[Dataset entries]
══════════
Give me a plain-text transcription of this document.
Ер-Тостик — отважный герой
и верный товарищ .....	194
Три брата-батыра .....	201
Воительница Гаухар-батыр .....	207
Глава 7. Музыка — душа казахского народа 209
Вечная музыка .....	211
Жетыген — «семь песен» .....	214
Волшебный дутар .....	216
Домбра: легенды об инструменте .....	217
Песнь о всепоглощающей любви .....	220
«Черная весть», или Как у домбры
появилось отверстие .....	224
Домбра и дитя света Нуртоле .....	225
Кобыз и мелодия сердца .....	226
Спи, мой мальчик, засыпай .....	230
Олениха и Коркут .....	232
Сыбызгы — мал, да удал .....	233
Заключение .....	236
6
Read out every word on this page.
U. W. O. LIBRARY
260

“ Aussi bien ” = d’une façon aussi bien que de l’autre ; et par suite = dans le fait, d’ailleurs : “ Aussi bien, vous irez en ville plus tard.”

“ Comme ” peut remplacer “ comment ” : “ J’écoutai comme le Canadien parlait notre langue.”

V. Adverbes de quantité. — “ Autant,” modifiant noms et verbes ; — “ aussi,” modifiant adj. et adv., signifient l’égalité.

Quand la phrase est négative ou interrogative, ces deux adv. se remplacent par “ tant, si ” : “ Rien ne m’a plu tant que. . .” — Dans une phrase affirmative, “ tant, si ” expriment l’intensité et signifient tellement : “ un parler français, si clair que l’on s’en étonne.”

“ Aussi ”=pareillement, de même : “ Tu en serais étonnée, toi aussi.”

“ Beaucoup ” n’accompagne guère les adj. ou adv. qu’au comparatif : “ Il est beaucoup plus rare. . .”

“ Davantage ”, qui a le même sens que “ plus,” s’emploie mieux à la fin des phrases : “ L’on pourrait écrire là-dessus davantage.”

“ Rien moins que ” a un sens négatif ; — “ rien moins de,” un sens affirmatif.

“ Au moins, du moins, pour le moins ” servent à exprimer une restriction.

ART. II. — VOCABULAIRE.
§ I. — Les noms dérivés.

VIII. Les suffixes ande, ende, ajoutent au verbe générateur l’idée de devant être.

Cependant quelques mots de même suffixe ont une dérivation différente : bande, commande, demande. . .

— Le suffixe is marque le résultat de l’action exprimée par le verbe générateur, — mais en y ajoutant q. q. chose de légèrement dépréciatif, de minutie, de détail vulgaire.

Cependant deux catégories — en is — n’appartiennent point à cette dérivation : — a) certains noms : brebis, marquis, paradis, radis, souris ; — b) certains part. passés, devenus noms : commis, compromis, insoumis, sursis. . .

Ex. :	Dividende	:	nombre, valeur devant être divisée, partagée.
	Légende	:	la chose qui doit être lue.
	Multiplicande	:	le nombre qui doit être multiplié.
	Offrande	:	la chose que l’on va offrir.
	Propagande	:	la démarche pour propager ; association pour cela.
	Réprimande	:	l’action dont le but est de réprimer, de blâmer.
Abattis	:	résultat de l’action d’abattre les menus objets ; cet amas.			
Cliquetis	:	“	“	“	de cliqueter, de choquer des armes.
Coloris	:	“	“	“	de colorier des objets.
══════════
__Aim of the exercise__. Write the whole listing out again. Keep every line exactly as it is.

__The completed task__.
Give me a plain-text transcription of this document.
Ер-Тостик — отважный герой
и верный товарищ .....	194
Три брата-батыра .....	201
Воительница Гаухар-батыр .....	207
Глава 7. Музыка — душа казахского народа 209
Вечная музыка .....	211
Жетыген — «семь песен» .....	214
Волшебный дутар .....	216
Домбра: легенды об инструменте .....	217
Песнь о всепоглощающей любви .....	220
«Черная весть», или Как у домбры
появилось отверстие .....	224
Домбра и дитя света Нуртоле .....	225
Кобыз и мелодия сердца .....	226
Спи, мой мальчик, засыпай .....	230
Олениха и Коркут .....	232
Сыбызгы — мал, да удал .....	233
Заключение .....	236
6
Read out every word on this page.
U. W. O. LIBRARY
260

“ Aussi bien ” = d’une façon aussi bien que de l’autre ; et par suite = dans le fait, d’ailleurs : “ Aussi bien, vous irez en ville plus tard.”

“ Comme ” peut remplacer “ comment ” : “ J’écoutai comme le Canadien parlait notre langue.”

V. Adverbes de quantité. — “ Autant,” modifiant noms et verbes ; — “ aussi,” modifiant adj. et adv., signifient l’égalité.

Quand la phrase est négative ou interrogative, ces deux adv. se remplacent par “ tant, si ” : “ Rien ne m’a plu tant que. . .” — Dans une phrase affirmative, “ tant, si ” expriment l’intensité et signifient tellement : “ un parler français, si clair que l’on s’en étonne.”

“ Aussi ”=pareillement, de même : “ Tu en serais étonnée, toi aussi.”

“ Beaucoup ” n’accompagne guère les adj. ou adv. qu’au comparatif : “ Il est beaucoup plus rare. . .”

“ Davantage ”, qui a le même sens que “ plus,” s’emploie mieux à la fin des phrases : “ L’on pourrait écrire là-dessus davantage.”

“ Rien moins que ” a un sens négatif ; — “ rien moins de,” un sens affirmatif.

“ Au moins, du moins, pour le moins ” servent à exprimer une restriction.

ART. II. — VOCABULAIRE.
§ I. — Les noms dérivés.

VIII. Les suffixes ande, ende, ajoutent au verbe générateur l’idée de devant être.

Cependant quelques mots de même suffixe ont une dérivation différente : bande, commande, demande. . .

— Le suffixe is marque le résultat de l’action exprimée par le verbe générateur, — mais en y ajoutant q. q. chose de légèrement dépréciatif, de minutie, de détail vulgaire.

Cependant deux catégories — en is — n’appartiennent point à cette dérivation : — a) certains noms : brebis, marquis, paradis, radis, souris ; — b) certains part. passés, devenus noms : commis, compromis, insoumis, sursis. . .

Ex. :	Dividende	:	nombre, valeur devant être divisée, partagée.
	Légende	:	la chose qui doit être lue.
	Multiplicande	:	le nombre qui doit être multiplié.
	Offrande	:	la chose que l’on va offrir.
	Propagande	:	la démarche pour propager ; association pour cela.
	Réprimande	:	l’action dont le but est de réprimer, de blâmer.
Abattis	:	résultat de l’action d’abattre les menus objets ; cet amas.			
Cliquetis	:	“	“	“	de cliqueter, de choquer des armes.
Coloris	:	“	“	“	de colorier des objets.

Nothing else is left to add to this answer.